AIM OF THE TASK:
Find every line in the records below that holds the word "color", and copy it out.

▬▬▬

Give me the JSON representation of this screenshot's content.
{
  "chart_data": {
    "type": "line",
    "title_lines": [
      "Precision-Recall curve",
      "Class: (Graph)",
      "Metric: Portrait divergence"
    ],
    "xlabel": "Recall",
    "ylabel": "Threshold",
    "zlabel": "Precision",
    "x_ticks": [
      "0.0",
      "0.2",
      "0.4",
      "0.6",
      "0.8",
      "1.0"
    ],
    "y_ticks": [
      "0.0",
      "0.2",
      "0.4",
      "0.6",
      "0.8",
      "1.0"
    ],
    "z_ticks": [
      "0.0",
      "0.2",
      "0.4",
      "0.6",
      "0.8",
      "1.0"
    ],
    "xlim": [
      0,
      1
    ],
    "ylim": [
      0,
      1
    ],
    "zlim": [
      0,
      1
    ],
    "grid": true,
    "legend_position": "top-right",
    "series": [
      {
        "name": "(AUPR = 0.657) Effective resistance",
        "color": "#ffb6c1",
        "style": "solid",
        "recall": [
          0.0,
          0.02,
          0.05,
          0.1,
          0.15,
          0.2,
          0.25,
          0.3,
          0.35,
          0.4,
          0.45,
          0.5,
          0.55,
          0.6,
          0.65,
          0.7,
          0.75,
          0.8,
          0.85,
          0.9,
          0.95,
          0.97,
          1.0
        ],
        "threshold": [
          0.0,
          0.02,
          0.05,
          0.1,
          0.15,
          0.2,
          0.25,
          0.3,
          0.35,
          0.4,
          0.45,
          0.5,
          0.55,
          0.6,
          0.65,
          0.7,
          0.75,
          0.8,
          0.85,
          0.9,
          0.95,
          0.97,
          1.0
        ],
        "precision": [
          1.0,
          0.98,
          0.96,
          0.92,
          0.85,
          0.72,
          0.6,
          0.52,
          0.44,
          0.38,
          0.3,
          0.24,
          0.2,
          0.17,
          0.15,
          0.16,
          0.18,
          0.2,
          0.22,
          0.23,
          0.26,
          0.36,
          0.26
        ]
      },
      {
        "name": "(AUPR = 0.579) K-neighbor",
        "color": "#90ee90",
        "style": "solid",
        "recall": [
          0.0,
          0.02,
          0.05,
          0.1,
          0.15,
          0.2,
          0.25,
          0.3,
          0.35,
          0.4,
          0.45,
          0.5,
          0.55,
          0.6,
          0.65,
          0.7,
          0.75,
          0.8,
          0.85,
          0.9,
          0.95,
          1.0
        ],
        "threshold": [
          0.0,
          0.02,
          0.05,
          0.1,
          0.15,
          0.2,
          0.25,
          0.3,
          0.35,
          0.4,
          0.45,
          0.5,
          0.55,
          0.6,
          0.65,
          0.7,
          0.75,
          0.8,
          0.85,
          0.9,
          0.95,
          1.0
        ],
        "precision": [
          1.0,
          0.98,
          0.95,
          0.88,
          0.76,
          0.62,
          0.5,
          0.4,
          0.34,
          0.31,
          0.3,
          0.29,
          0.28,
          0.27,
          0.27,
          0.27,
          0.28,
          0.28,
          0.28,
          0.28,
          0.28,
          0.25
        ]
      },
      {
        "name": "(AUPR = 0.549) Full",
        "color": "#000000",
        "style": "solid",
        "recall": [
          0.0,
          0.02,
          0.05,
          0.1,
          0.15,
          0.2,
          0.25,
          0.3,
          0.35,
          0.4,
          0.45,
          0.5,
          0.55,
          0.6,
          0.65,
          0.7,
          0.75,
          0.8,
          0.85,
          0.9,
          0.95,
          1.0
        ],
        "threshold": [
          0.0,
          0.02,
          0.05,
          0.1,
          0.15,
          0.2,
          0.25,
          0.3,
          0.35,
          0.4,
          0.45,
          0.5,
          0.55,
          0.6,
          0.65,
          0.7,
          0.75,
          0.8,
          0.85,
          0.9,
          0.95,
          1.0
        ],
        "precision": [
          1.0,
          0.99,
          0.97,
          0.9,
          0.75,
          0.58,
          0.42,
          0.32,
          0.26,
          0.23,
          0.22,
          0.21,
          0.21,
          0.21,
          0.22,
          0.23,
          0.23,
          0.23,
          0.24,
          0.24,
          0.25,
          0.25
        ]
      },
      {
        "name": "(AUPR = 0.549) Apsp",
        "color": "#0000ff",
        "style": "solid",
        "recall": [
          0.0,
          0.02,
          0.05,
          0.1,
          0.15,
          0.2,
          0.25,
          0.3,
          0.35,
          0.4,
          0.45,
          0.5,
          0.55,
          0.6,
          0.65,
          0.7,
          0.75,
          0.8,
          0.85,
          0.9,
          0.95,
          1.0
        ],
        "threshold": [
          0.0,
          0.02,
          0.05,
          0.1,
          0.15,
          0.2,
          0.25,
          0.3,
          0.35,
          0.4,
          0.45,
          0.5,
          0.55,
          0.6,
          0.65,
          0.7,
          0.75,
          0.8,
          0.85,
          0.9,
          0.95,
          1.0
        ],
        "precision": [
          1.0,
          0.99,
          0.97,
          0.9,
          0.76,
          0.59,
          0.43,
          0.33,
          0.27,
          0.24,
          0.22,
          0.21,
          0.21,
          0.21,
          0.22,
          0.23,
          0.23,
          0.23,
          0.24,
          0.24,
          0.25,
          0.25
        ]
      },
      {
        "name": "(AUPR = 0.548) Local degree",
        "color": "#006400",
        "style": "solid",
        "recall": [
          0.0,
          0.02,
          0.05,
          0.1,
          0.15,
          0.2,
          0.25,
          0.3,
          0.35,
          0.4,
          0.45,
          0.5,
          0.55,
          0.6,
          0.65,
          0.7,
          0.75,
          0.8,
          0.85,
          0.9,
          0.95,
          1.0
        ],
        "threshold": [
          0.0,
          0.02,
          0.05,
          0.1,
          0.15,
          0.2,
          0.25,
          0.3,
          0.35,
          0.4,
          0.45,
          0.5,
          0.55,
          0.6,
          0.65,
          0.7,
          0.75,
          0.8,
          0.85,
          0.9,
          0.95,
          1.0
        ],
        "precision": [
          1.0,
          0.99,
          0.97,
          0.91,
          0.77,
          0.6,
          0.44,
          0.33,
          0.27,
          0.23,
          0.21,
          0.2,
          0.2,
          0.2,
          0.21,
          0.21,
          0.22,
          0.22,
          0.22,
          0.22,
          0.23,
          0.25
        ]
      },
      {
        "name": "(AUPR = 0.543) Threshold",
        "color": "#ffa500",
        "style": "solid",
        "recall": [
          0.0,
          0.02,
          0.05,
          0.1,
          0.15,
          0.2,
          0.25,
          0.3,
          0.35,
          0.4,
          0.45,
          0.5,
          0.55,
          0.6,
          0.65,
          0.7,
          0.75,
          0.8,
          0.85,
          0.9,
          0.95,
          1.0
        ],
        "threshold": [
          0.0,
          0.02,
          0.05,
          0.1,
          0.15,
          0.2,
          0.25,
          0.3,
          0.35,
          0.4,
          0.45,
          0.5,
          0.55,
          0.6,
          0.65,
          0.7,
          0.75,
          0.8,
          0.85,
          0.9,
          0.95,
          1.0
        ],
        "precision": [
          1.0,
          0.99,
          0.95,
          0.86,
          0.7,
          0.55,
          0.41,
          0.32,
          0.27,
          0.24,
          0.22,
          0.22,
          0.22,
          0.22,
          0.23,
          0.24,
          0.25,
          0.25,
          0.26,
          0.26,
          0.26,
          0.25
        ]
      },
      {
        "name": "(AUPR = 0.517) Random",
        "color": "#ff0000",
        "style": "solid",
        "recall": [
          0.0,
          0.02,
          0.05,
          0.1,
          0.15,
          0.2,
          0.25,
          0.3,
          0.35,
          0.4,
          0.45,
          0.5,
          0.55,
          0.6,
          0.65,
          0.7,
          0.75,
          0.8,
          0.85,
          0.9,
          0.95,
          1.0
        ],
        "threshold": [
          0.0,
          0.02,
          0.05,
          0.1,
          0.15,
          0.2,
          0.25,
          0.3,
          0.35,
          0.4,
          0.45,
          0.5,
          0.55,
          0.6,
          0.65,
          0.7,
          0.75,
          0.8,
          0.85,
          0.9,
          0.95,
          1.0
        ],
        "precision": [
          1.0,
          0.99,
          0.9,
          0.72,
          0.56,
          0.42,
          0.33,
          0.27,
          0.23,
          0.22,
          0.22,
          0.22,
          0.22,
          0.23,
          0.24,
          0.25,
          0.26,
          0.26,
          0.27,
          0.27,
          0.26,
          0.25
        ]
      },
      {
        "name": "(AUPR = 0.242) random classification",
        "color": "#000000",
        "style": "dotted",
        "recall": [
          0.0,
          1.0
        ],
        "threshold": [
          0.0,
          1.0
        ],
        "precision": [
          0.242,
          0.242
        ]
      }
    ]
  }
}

▬▬▬

FINISHED EXERCISE:
        "color": "#ffb6c1",
        "color": "#90ee90",
        "color": "#000000",
        "color": "#0000ff",
        "color": "#006400",
        "color": "#ffa500",
        "color": "#ff0000",
        "color": "#000000",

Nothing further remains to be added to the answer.